** begin **

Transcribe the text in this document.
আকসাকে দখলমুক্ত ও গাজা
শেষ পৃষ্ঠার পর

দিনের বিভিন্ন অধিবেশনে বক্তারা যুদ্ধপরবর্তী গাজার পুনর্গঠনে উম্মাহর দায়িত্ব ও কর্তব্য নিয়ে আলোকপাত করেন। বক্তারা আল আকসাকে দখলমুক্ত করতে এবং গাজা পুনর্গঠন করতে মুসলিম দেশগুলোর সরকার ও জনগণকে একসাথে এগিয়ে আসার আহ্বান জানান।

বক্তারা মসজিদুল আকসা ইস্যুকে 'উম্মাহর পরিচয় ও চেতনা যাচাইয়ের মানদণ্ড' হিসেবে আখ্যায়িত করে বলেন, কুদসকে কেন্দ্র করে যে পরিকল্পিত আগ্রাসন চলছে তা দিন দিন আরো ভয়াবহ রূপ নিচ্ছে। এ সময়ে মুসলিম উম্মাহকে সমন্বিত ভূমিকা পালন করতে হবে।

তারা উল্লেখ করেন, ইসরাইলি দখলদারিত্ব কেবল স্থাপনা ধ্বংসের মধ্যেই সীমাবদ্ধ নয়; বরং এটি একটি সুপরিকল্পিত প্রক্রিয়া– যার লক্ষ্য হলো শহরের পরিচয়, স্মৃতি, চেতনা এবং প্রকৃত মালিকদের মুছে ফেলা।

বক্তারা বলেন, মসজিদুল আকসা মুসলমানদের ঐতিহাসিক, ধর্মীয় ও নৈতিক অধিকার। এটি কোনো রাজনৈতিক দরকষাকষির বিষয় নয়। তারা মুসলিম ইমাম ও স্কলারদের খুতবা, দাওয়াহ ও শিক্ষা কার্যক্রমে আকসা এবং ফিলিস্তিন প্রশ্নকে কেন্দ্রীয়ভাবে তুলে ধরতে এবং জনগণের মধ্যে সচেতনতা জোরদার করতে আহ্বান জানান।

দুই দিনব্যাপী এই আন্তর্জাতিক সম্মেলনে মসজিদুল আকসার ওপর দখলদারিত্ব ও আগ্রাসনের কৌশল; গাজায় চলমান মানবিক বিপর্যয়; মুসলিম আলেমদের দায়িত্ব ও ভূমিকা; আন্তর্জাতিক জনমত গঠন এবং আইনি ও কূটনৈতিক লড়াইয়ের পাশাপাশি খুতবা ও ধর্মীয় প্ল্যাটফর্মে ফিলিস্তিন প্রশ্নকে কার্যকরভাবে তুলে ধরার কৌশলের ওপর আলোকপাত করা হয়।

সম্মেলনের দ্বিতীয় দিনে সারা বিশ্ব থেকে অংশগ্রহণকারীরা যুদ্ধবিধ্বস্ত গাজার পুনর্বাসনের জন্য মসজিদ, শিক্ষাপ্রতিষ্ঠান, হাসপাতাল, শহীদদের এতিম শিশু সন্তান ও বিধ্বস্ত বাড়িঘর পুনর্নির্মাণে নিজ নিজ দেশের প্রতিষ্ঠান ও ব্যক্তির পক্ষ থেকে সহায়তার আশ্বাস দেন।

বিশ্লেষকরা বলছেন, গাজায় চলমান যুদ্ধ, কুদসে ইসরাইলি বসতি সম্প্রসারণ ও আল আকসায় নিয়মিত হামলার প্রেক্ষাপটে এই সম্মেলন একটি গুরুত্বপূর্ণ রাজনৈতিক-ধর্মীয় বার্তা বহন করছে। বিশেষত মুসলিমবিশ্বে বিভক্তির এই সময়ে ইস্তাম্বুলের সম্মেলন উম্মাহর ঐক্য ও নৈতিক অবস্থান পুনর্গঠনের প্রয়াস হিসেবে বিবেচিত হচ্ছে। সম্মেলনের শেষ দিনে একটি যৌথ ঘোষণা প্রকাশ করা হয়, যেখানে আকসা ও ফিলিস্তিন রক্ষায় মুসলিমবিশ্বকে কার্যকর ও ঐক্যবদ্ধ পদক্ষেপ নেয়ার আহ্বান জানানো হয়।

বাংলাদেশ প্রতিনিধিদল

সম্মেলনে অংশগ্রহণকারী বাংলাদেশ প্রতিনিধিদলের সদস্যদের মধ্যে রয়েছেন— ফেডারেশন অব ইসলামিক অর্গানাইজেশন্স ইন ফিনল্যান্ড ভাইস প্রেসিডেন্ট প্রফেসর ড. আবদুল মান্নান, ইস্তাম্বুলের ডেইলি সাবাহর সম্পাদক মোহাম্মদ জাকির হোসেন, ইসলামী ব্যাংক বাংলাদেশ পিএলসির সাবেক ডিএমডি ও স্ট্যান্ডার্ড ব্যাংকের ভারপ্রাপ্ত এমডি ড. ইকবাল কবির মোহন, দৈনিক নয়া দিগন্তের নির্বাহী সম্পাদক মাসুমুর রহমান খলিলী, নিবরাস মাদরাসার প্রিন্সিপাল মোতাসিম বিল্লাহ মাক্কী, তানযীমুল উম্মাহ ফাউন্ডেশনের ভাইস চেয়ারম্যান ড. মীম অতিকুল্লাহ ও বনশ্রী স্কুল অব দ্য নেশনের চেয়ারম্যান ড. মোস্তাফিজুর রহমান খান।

** end **

## Aim of the task
Write the entire listing out again, word for word.

## Exercise output
Transcribe the text in this document.
আকসাকে দখলমুক্ত ও গাজা
শেষ পৃষ্ঠার পর

দিনের বিভিন্ন অধিবেশনে বক্তারা যুদ্ধপরবর্তী গাজার পুনর্গঠনে উম্মাহর দায়িত্ব ও কর্তব্য নিয়ে আলোকপাত করেন। বক্তারা আল আকসাকে দখলমুক্ত করতে এবং গাজা পুনর্গঠন করতে মুসলিম দেশগুলোর সরকার ও জনগণকে একসাথে এগিয়ে আসার আহ্বান জানান।

বক্তারা মসজিদুল আকসা ইস্যুকে 'উম্মাহর পরিচয় ও চেতনা যাচাইয়ের মানদণ্ড' হিসেবে আখ্যায়িত করে বলেন, কুদসকে কেন্দ্র করে যে পরিকল্পিত আগ্রাসন চলছে তা দিন দিন আরো ভয়াবহ রূপ নিচ্ছে। এ সময়ে মুসলিম উম্মাহকে সমন্বিত ভূমিকা পালন করতে হবে।

তারা উল্লেখ করেন, ইসরাইলি দখলদারিত্ব কেবল স্থাপনা ধ্বংসের মধ্যেই সীমাবদ্ধ নয়; বরং এটি একটি সুপরিকল্পিত প্রক্রিয়া– যার লক্ষ্য হলো শহরের পরিচয়, স্মৃতি, চেতনা এবং প্রকৃত মালিকদের মুছে ফেলা।

বক্তারা বলেন, মসজিদুল আকসা মুসলমানদের ঐতিহাসিক, ধর্মীয় ও নৈতিক অধিকার। এটি কোনো রাজনৈতিক দরকষাকষির বিষয় নয়। তারা মুসলিম ইমাম ও স্কলারদের খুতবা, দাওয়াহ ও শিক্ষা কার্যক্রমে আকসা এবং ফিলিস্তিন প্রশ্নকে কেন্দ্রীয়ভাবে তুলে ধরতে এবং জনগণের মধ্যে সচেতনতা জোরদার করতে আহ্বান জানান।

দুই দিনব্যাপী এই আন্তর্জাতিক সম্মেলনে মসজিদুল আকসার ওপর দখলদারিত্ব ও আগ্রাসনের কৌশল; গাজায় চলমান মানবিক বিপর্যয়; মুসলিম আলেমদের দায়িত্ব ও ভূমিকা; আন্তর্জাতিক জনমত গঠন এবং আইনি ও কূটনৈতিক লড়াইয়ের পাশাপাশি খুতবা ও ধর্মীয় প্ল্যাটফর্মে ফিলিস্তিন প্রশ্নকে কার্যকরভাবে তুলে ধরার কৌশলের ওপর আলোকপাত করা হয়।

সম্মেলনের দ্বিতীয় দিনে সারা বিশ্ব থেকে অংশগ্রহণকারীরা যুদ্ধবিধ্বস্ত গাজার পুনর্বাসনের জন্য মসজিদ, শিক্ষাপ্রতিষ্ঠান, হাসপাতাল, শহীদদের এতিম শিশু সন্তান ও বিধ্বস্ত বাড়িঘর পুনর্নির্মাণে নিজ নিজ দেশের প্রতিষ্ঠান ও ব্যক্তির পক্ষ থেকে সহায়তার আশ্বাস দেন।

বিশ্লেষকরা বলছেন, গাজায় চলমান যুদ্ধ, কুদসে ইসরাইলি বসতি সম্প্রসারণ ও আল আকসায় নিয়মিত হামলার প্রেক্ষাপটে এই সম্মেলন একটি গুরুত্বপূর্ণ রাজনৈতিক-ধর্মীয় বার্তা বহন করছে। বিশেষত মুসলিমবিশ্বে বিভক্তির এই সময়ে ইস্তাম্বুলের সম্মেলন উম্মাহর ঐক্য ও নৈতিক অবস্থান পুনর্গঠনের প্রয়াস হিসেবে বিবেচিত হচ্ছে। সম্মেলনের শেষ দিনে একটি যৌথ ঘোষণা প্রকাশ করা হয়, যেখানে আকসা ও ফিলিস্তিন রক্ষায় মুসলিমবিশ্বকে কার্যকর ও ঐক্যবদ্ধ পদক্ষেপ নেয়ার আহ্বান জানানো হয়।

বাংলাদেশ প্রতিনিধিদল

সম্মেলনে অংশগ্রহণকারী বাংলাদেশ প্রতিনিধিদলের সদস্যদের মধ্যে রয়েছেন— ফেডারেশন অব ইসলামিক অর্গানাইজেশন্স ইন ফিনল্যান্ড ভাইস প্রেসিডেন্ট প্রফেসর ড. আবদুল মান্নান, ইস্তাম্বুলের ডেইলি সাবাহর সম্পাদক মোহাম্মদ জাকির হোসেন, ইসলামী ব্যাংক বাংলাদেশ পিএলসির সাবেক ডিএমডি ও স্ট্যান্ডার্ড ব্যাংকের ভারপ্রাপ্ত এমডি ড. ইকবাল কবির মোহন, দৈনিক নয়া দিগন্তের নির্বাহী সম্পাদক মাসুমুর রহমান খলিলী, নিবরাস মাদরাসার প্রিন্সিপাল মোতাসিম বিল্লাহ মাক্কী, তানযীমুল উম্মাহ ফাউন্ডেশনের ভাইস চেয়ারম্যান ড. মীম অতিকুল্লাহ ও বনশ্রী স্কুল অব দ্য নেশনের চেয়ারম্যান ড. মোস্তাফিজুর রহমান খান।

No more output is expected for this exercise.